* Start Recorded information *

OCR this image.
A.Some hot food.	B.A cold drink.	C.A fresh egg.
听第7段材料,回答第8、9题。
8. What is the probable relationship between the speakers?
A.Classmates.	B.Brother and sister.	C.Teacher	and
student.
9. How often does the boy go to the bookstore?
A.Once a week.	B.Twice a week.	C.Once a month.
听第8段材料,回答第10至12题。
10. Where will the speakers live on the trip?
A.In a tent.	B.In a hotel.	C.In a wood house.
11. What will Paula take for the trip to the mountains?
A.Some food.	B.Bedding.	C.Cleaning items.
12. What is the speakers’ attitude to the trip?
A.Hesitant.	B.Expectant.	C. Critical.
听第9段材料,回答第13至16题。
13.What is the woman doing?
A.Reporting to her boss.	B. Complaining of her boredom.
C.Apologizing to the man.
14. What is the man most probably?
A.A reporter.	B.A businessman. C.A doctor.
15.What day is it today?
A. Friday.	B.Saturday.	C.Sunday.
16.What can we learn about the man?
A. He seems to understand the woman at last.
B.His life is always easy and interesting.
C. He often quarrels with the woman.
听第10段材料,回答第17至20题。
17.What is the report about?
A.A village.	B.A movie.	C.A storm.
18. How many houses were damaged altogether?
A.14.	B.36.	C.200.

* End Recorded information *

Written request ->
Exactly as shown, repeat every record.

Answer to the exercise ->
OCR this image.
A.Some hot food.	B.A cold drink.	C.A fresh egg.
听第7段材料,回答第8、9题。
8. What is the probable relationship between the speakers?
A.Classmates.	B.Brother and sister.	C.Teacher	and
student.
9. How often does the boy go to the bookstore?
A.Once a week.	B.Twice a week.	C.Once a month.
听第8段材料,回答第10至12题。
10. Where will the speakers live on the trip?
A.In a tent.	B.In a hotel.	C.In a wood house.
11. What will Paula take for the trip to the mountains?
A.Some food.	B.Bedding.	C.Cleaning items.
12. What is the speakers’ attitude to the trip?
A.Hesitant.	B.Expectant.	C. Critical.
听第9段材料,回答第13至16题。
13.What is the woman doing?
A.Reporting to her boss.	B. Complaining of her boredom.
C.Apologizing to the man.
14. What is the man most probably?
A.A reporter.	B.A businessman. C.A doctor.
15.What day is it today?
A. Friday.	B.Saturday.	C.Sunday.
16.What can we learn about the man?
A. He seems to understand the woman at last.
B.His life is always easy and interesting.
C. He often quarrels with the woman.
听第10段材料,回答第17至20题。
17.What is the report about?
A.A village.	B.A movie.	C.A storm.
18. How many houses were damaged altogether?
A.14.	B.36.	C.200.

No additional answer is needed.